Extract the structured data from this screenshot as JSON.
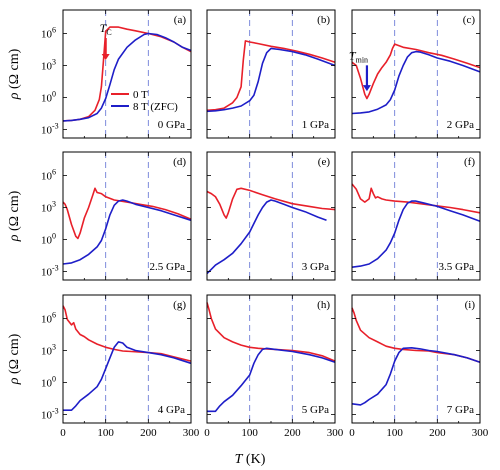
{
  "chart_data": {
    "type": "line",
    "layout": "3x3 grid of panels, shared axes",
    "xlabel_parts": [
      "T",
      " (K)"
    ],
    "ylabel_parts": [
      "ρ",
      " (Ω cm)"
    ],
    "x_ticks": [
      0,
      100,
      200,
      300
    ],
    "xlim": [
      0,
      300
    ],
    "y_scale": "log10",
    "y_ticks": [
      {
        "exp": -3,
        "label": "10",
        "sup": "-3"
      },
      {
        "exp": 0,
        "label": "10",
        "sup": "0"
      },
      {
        "exp": 3,
        "label": "10",
        "sup": "3"
      },
      {
        "exp": 6,
        "label": "10",
        "sup": "6"
      }
    ],
    "ylim_exp": [
      -3.8,
      8.2
    ],
    "dashed_reference_lines_x": [
      100,
      200
    ],
    "colors": {
      "zero_field": "#e8202a",
      "field_8T": "#1e1ec8",
      "dashed": "#6f7fd8"
    },
    "legend": {
      "location": "panel (a), center-right",
      "entries": [
        {
          "name": "0 T",
          "color": "#e8202a"
        },
        {
          "name": "8 T (ZFC)",
          "color": "#1e1ec8"
        }
      ]
    },
    "annotations": [
      {
        "panel": 0,
        "text": "T",
        "sub": "C",
        "at_x": 100,
        "arrow": "down"
      },
      {
        "panel": 2,
        "text": "T",
        "sub": "min",
        "at_x": 35,
        "arrow": "down"
      }
    ],
    "panels": [
      {
        "letter": "(a)",
        "pressure": "0 GPa",
        "series": [
          {
            "key": "0T",
            "x": [
              0,
              20,
              40,
              60,
              75,
              85,
              90,
              95,
              100,
              110,
              130,
              150,
              170,
              200,
              230,
              260,
              280,
              300
            ],
            "log10_y": [
              -2.2,
              -2.15,
              -2.05,
              -1.8,
              -1.2,
              -0.2,
              1,
              3.5,
              6.2,
              6.6,
              6.6,
              6.4,
              6.25,
              6.0,
              5.7,
              5.2,
              4.7,
              4.3
            ]
          },
          {
            "key": "8T",
            "x": [
              0,
              20,
              40,
              60,
              80,
              90,
              100,
              110,
              120,
              130,
              150,
              170,
              190,
              200,
              220,
              240,
              260,
              280,
              300
            ],
            "log10_y": [
              -2.2,
              -2.15,
              -2.05,
              -1.9,
              -1.5,
              -1.0,
              -0.1,
              1.2,
              2.6,
              3.6,
              4.7,
              5.4,
              5.9,
              6.0,
              5.9,
              5.6,
              5.2,
              4.7,
              4.4
            ]
          }
        ]
      },
      {
        "letter": "(b)",
        "pressure": "1 GPa",
        "series": [
          {
            "key": "0T",
            "x": [
              0,
              20,
              40,
              60,
              70,
              80,
              85,
              90,
              100,
              120,
              150,
              180,
              210,
              240,
              270,
              300
            ],
            "log10_y": [
              -1.2,
              -1.15,
              -1.0,
              -0.5,
              0,
              1,
              3.5,
              5.3,
              5.2,
              5.05,
              4.8,
              4.6,
              4.35,
              4.05,
              3.7,
              3.3
            ]
          },
          {
            "key": "8T",
            "x": [
              0,
              20,
              40,
              60,
              80,
              100,
              110,
              120,
              130,
              140,
              150,
              170,
              200,
              230,
              260,
              300
            ],
            "log10_y": [
              -1.3,
              -1.25,
              -1.15,
              -1.0,
              -0.8,
              -0.3,
              0.2,
              1.5,
              3.2,
              4.2,
              4.6,
              4.5,
              4.3,
              4.0,
              3.6,
              3.0
            ]
          }
        ]
      },
      {
        "letter": "(c)",
        "pressure": "2 GPa",
        "series": [
          {
            "key": "0T",
            "x": [
              0,
              10,
              20,
              30,
              35,
              40,
              50,
              60,
              70,
              80,
              90,
              95,
              100,
              120,
              150,
              180,
              210,
              240,
              270,
              300
            ],
            "log10_y": [
              3.3,
              3.0,
              1.8,
              0.3,
              -0.1,
              0.3,
              1.3,
              2.2,
              2.8,
              3.3,
              4.0,
              4.6,
              5.0,
              4.7,
              4.5,
              4.2,
              3.95,
              3.6,
              3.2,
              2.8
            ]
          },
          {
            "key": "8T",
            "x": [
              0,
              20,
              40,
              60,
              80,
              90,
              100,
              110,
              120,
              130,
              140,
              150,
              160,
              180,
              200,
              230,
              260,
              300
            ],
            "log10_y": [
              -1.5,
              -1.45,
              -1.35,
              -1.1,
              -0.7,
              -0.2,
              0.7,
              2.0,
              3.0,
              3.8,
              4.2,
              4.3,
              4.25,
              4.0,
              3.7,
              3.4,
              3.0,
              2.4
            ]
          }
        ]
      },
      {
        "letter": "(d)",
        "pressure": "2.5 GPa",
        "series": [
          {
            "key": "0T",
            "x": [
              0,
              5,
              10,
              20,
              30,
              35,
              40,
              50,
              60,
              70,
              75,
              80,
              90,
              100,
              120,
              150,
              180,
              210,
              240,
              270,
              300
            ],
            "log10_y": [
              3.5,
              3.3,
              2.8,
              1.4,
              0.3,
              0.1,
              0.6,
              2.0,
              3.0,
              4.2,
              4.8,
              4.4,
              4.3,
              4.0,
              3.7,
              3.5,
              3.3,
              3.1,
              2.8,
              2.4,
              1.9
            ]
          },
          {
            "key": "8T",
            "x": [
              0,
              20,
              40,
              60,
              80,
              90,
              100,
              110,
              120,
              130,
              140,
              150,
              170,
              200,
              230,
              260,
              300
            ],
            "log10_y": [
              -2.3,
              -2.2,
              -1.9,
              -1.4,
              -0.7,
              -0.1,
              1.0,
              2.3,
              3.2,
              3.6,
              3.7,
              3.6,
              3.3,
              3.0,
              2.7,
              2.3,
              1.8
            ]
          }
        ]
      },
      {
        "letter": "(e)",
        "pressure": "3 GPa",
        "series": [
          {
            "key": "0T",
            "x": [
              0,
              10,
              20,
              30,
              40,
              45,
              50,
              60,
              70,
              80,
              100,
              130,
              160,
              200,
              240,
              270,
              300
            ],
            "log10_y": [
              4.5,
              4.3,
              4.0,
              3.3,
              2.3,
              2.0,
              2.5,
              3.8,
              4.7,
              4.8,
              4.6,
              4.2,
              3.8,
              3.35,
              3.1,
              2.9,
              2.8
            ]
          },
          {
            "key": "8T",
            "x": [
              0,
              10,
              20,
              40,
              60,
              80,
              100,
              110,
              120,
              130,
              140,
              150,
              160,
              180,
              200,
              230,
              260,
              280
            ],
            "log10_y": [
              -3.2,
              -2.8,
              -2.4,
              -1.9,
              -1.3,
              -0.4,
              0.7,
              1.5,
              2.3,
              3.0,
              3.5,
              3.7,
              3.6,
              3.3,
              3.0,
              2.6,
              2.1,
              1.8
            ]
          }
        ]
      },
      {
        "letter": "(f)",
        "pressure": "3.5 GPa",
        "series": [
          {
            "key": "0T",
            "x": [
              0,
              10,
              20,
              30,
              40,
              45,
              50,
              55,
              60,
              70,
              80,
              100,
              130,
              160,
              200,
              230,
              260,
              300
            ],
            "log10_y": [
              5.2,
              4.7,
              3.8,
              3.5,
              3.8,
              4.8,
              4.3,
              3.9,
              4.0,
              3.8,
              3.7,
              3.6,
              3.5,
              3.35,
              3.15,
              3.0,
              2.8,
              2.5
            ]
          },
          {
            "key": "8T",
            "x": [
              0,
              20,
              40,
              60,
              80,
              90,
              100,
              110,
              120,
              130,
              140,
              150,
              170,
              200,
              230,
              260,
              300
            ],
            "log10_y": [
              -2.6,
              -2.5,
              -2.3,
              -1.8,
              -1.0,
              -0.3,
              0.6,
              1.8,
              2.8,
              3.4,
              3.6,
              3.6,
              3.4,
              3.1,
              2.7,
              2.3,
              1.7
            ]
          }
        ]
      },
      {
        "letter": "(g)",
        "pressure": "4 GPa",
        "series": [
          {
            "key": "0T",
            "x": [
              0,
              5,
              10,
              20,
              25,
              30,
              40,
              50,
              60,
              80,
              100,
              120,
              140,
              160,
              200,
              230,
              260,
              300
            ],
            "log10_y": [
              7.2,
              6.8,
              5.9,
              5.4,
              5.6,
              5.0,
              4.5,
              4.3,
              4.0,
              3.6,
              3.3,
              3.1,
              2.95,
              2.9,
              2.8,
              2.7,
              2.4,
              2.0
            ]
          },
          {
            "key": "8T",
            "x": [
              0,
              10,
              20,
              30,
              40,
              60,
              80,
              90,
              100,
              110,
              120,
              130,
              140,
              150,
              170,
              200,
              230,
              260,
              300
            ],
            "log10_y": [
              -2.6,
              -2.6,
              -2.6,
              -2.2,
              -1.7,
              -1.1,
              -0.4,
              0.3,
              1.3,
              2.3,
              3.3,
              3.8,
              3.7,
              3.3,
              3.0,
              2.8,
              2.6,
              2.3,
              1.8
            ]
          }
        ]
      },
      {
        "letter": "(h)",
        "pressure": "5 GPa",
        "series": [
          {
            "key": "0T",
            "x": [
              0,
              5,
              10,
              20,
              40,
              60,
              80,
              100,
              120,
              140,
              160,
              200,
              240,
              270,
              300
            ],
            "log10_y": [
              7.5,
              6.8,
              6.0,
              5.0,
              4.2,
              3.8,
              3.5,
              3.3,
              3.2,
              3.15,
              3.1,
              3.0,
              2.8,
              2.5,
              2.0
            ]
          },
          {
            "key": "8T",
            "x": [
              0,
              20,
              30,
              40,
              60,
              80,
              100,
              110,
              120,
              130,
              140,
              160,
              180,
              200,
              240,
              270,
              300
            ],
            "log10_y": [
              -2.7,
              -2.7,
              -2.2,
              -1.8,
              -1.2,
              -0.3,
              0.7,
              1.8,
              2.6,
              3.1,
              3.2,
              3.1,
              3.0,
              2.9,
              2.6,
              2.3,
              1.9
            ]
          }
        ]
      },
      {
        "letter": "(i)",
        "pressure": "7 GPa",
        "series": [
          {
            "key": "0T",
            "x": [
              0,
              5,
              10,
              20,
              40,
              60,
              80,
              100,
              120,
              150,
              180,
              200,
              240,
              270,
              300
            ],
            "log10_y": [
              7.0,
              6.5,
              5.8,
              4.9,
              4.2,
              3.8,
              3.4,
              3.2,
              3.1,
              3.0,
              2.95,
              2.8,
              2.6,
              2.3,
              1.9
            ]
          },
          {
            "key": "8T",
            "x": [
              0,
              20,
              30,
              40,
              60,
              80,
              90,
              100,
              110,
              120,
              140,
              160,
              180,
              200,
              240,
              270,
              300
            ],
            "log10_y": [
              -2.0,
              -2.1,
              -1.9,
              -1.6,
              -1.1,
              -0.2,
              0.8,
              2.0,
              2.8,
              3.2,
              3.25,
              3.15,
              3.0,
              2.9,
              2.6,
              2.3,
              1.9
            ]
          }
        ]
      }
    ]
  }
}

::::::::::

● **EXERCISE DIRECTIONS**
Lines that include the word "letter" are to be extracted from the data above.

● **TASK OUTPUT**
        "letter": "(a)",
        "letter": "(b)",
        "letter": "(c)",
        "letter": "(d)",
        "letter": "(e)",
        "letter": "(f)",
        "letter": "(g)",
        "letter": "(h)",
        "letter": "(i)",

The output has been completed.